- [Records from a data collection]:

☆ ☆ ☆ ☆ ☆ ☆ ☆

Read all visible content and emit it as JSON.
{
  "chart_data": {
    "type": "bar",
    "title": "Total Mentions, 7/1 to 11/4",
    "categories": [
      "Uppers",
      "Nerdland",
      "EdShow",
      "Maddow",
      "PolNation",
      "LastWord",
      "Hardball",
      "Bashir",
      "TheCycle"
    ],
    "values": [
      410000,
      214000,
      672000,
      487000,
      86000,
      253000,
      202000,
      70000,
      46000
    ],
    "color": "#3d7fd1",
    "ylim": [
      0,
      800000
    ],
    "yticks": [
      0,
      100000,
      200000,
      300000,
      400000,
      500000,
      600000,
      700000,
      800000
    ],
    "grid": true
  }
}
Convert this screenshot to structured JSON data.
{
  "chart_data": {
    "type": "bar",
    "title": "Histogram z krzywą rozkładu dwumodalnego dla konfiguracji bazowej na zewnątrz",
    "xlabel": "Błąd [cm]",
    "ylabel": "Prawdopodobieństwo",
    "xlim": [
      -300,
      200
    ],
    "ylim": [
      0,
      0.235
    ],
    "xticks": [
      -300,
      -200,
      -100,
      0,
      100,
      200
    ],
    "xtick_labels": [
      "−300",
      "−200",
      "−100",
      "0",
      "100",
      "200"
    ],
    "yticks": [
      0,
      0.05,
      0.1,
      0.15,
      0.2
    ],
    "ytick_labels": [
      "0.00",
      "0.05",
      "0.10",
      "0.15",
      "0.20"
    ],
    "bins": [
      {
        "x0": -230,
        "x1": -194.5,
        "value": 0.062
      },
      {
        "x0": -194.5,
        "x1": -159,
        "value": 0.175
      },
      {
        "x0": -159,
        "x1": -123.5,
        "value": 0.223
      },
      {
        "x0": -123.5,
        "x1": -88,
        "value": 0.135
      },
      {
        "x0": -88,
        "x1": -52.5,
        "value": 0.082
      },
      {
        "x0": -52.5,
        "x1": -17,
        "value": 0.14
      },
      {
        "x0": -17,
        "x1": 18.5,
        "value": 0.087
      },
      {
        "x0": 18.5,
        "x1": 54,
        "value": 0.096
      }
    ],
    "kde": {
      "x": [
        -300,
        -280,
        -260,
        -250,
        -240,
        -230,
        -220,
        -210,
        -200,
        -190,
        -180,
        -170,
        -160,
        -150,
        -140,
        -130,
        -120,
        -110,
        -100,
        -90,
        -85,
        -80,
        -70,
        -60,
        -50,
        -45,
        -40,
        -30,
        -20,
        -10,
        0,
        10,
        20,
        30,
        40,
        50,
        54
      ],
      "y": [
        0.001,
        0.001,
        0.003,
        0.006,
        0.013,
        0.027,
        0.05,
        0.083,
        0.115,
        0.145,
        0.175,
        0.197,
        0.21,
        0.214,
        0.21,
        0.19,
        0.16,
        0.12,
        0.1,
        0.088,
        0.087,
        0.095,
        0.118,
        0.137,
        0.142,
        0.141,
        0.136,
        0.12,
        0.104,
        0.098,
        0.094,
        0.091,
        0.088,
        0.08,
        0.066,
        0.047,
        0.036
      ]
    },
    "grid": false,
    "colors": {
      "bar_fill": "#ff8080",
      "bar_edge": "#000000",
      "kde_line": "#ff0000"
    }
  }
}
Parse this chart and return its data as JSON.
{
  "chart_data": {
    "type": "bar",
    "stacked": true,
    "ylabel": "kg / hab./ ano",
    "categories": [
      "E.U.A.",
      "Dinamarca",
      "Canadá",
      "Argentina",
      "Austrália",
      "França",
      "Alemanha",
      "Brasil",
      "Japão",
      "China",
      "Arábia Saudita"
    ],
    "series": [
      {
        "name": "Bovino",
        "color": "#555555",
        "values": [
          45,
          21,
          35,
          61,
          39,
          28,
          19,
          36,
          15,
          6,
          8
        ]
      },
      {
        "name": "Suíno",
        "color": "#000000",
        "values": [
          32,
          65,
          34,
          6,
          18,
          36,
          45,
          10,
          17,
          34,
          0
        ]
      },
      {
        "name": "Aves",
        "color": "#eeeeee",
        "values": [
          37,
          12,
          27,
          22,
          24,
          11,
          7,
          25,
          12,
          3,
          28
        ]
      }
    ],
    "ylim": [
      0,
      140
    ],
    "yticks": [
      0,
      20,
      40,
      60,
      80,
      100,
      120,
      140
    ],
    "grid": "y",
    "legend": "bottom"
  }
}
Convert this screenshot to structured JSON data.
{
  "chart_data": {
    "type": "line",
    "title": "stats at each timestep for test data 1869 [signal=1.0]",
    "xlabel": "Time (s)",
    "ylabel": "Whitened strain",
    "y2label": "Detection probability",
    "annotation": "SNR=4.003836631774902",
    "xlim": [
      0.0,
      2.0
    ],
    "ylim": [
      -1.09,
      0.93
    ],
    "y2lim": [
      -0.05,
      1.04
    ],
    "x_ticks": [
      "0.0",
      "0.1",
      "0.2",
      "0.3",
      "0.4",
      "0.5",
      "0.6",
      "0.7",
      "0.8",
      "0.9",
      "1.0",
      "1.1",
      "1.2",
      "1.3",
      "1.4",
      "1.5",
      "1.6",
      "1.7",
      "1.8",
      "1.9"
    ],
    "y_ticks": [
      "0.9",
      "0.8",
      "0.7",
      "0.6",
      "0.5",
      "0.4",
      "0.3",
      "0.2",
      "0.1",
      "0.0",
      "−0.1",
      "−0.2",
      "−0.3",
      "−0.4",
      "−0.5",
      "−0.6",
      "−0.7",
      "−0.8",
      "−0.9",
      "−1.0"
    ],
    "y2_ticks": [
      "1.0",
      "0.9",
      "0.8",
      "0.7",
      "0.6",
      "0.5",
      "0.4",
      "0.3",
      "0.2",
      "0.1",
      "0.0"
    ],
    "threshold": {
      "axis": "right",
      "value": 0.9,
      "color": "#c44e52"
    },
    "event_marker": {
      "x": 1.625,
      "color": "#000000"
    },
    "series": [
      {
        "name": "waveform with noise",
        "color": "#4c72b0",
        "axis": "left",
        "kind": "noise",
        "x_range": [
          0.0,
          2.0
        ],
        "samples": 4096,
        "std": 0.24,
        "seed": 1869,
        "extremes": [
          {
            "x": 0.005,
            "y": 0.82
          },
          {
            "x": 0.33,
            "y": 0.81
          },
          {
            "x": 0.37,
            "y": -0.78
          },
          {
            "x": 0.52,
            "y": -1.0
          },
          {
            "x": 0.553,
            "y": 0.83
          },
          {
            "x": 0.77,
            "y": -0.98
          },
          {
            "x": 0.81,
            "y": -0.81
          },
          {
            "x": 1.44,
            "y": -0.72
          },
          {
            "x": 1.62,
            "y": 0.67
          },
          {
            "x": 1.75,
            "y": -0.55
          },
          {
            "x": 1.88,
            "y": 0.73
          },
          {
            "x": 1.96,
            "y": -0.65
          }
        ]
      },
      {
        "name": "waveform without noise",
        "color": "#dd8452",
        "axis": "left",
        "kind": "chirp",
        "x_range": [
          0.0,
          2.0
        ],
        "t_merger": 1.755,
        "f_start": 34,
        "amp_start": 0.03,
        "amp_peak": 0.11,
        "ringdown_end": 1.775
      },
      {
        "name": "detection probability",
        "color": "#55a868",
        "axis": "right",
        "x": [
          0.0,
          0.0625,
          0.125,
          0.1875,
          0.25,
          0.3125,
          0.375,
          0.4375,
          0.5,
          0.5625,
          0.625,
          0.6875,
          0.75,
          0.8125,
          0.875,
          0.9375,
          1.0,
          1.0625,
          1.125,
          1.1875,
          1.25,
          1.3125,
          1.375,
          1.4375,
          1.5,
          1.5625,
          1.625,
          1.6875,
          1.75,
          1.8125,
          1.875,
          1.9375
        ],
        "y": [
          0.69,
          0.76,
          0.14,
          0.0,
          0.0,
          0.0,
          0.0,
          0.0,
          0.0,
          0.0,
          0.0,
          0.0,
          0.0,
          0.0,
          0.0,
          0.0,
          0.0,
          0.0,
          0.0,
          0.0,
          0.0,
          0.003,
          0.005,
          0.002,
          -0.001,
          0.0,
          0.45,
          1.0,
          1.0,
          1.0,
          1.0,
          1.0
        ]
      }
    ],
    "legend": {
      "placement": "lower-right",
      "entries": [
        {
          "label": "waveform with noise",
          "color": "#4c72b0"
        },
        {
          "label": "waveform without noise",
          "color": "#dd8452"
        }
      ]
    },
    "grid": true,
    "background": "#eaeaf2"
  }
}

☆ ☆ ☆ ☆ ☆ ☆ ☆

- [INSTRUCTIONS TO FOLLOW]:
Find each line holding the string "without" and copy it out.

- [FULL RESPONSE]:
        "name": "waveform without noise",
          "label": "waveform without noise",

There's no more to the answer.